Directions for this task: Filter the listing below, copying every line in which the word "определяется" appears.

Provided data:
● ● ●
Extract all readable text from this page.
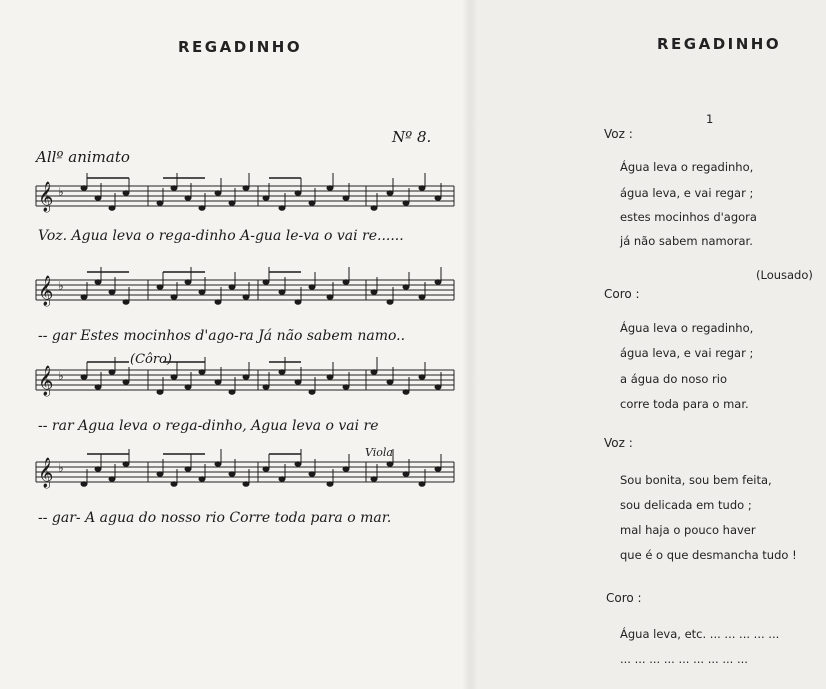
REGADINHO
Allº animato
Nº 8.
𝄞 ♭
𝄞 ♭
𝄞 ♭
𝄞 ♭
Voz. Agua leva o rega-dinho A-gua le-va o vai re......
-- gar Estes mocinhos d'ago-ra Já não sabem namo..
(Côro)
-- rar Agua leva o rega-dinho, Agua leva o vai re
Viola
-- gar- A agua do nosso rio Corre toda para o mar.
REGADINHO
1
Voz :
Água leva o regadinho,
água leva, e vai regar ;
estes mocinhos d'agora
já não sabem namorar.
(Lousado)
Coro :
Água leva o regadinho,
água leva, e vai regar ;
a água do noso rio
corre toda para o mar.
Voz :
Sou bonita, sou bem feita,
sou delicada em tudo ;
mal haja o pouco haver
que é o que desmancha tudo !
Coro :
Água leva, etc. ... ... ... ... ...
... ... ... ... ... ... ... ... ...
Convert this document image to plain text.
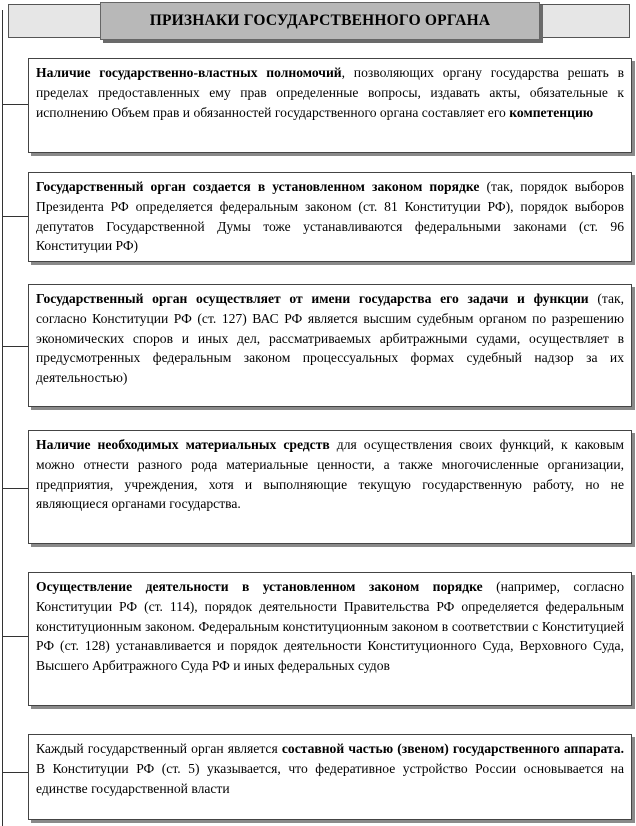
ПРИЗНАКИ ГОСУДАРСТВЕННОГО ОРГАНА
Наличие государственно-властных полномочий, позволяющих органу государства решать в пределах предоставленных ему прав определенные вопросы, издавать акты, обязательные к исполнению Объем прав и обязанностей государственного органа составляет его компетенцию
Государственный орган создается в установленном законом порядке (так, порядок выборов Президента РФ определяется федеральным законом (ст. 81 Конституции РФ), порядок выборов депутатов Государственной Думы тоже устанавливаются федеральными законами (ст. 96 Конституции РФ)
Государственный орган осуществляет от имени государства его задачи и функции (так, согласно Конституции РФ (ст. 127) ВАС РФ является высшим судебным органом по разрешению экономических споров и иных дел, рассматриваемых арбитражными судами, осуществляет в предусмотренных федеральным законом процессуальных формах судебный надзор за их деятельностью)
Наличие необходимых материальных средств для осуществления своих функций, к каковым можно отнести разного рода материальные ценности, а также многочисленные организации, предприятия, учреждения, хотя и выполняющие текущую государственную работу, но не являющиеся органами государства.
Осуществление деятельности в установленном законом порядке (например, согласно Конституции РФ (ст. 114), порядок деятельности Правительства РФ определяется федеральным конституционным законом. Федеральным конституционным законом в соответствии с Конституцией РФ (ст. 128) устанавливается и порядок деятельности Конституционного Суда, Верховного Суда, Высшего Арбитражного Суда РФ и иных федеральных судов
Каждый государственный орган является составной частью (звеном) государственного аппарата. В Конституции РФ (ст. 5) указывается, что федеративное устройство России основывается на единстве государственной власти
● ● ●
Result:
Государственный орган создается в установленном законом порядке (так, порядок выборов Президента РФ определяется федеральным законом (ст. 81 Конституции РФ), порядок выборов депутатов Государственной Думы тоже устанавливаются федеральными законами (ст. 96 Конституции РФ)
Осуществление деятельности в установленном законом порядке (например, согласно Конституции РФ (ст. 114), порядок деятельности Правительства РФ определяется федеральным конституционным законом. Федеральным конституционным законом в соответствии с Конституцией РФ (ст. 128) устанавливается и порядок деятельности Конституционного Суда, Верховного Суда, Высшего Арбитражного Суда РФ и иных федеральных судов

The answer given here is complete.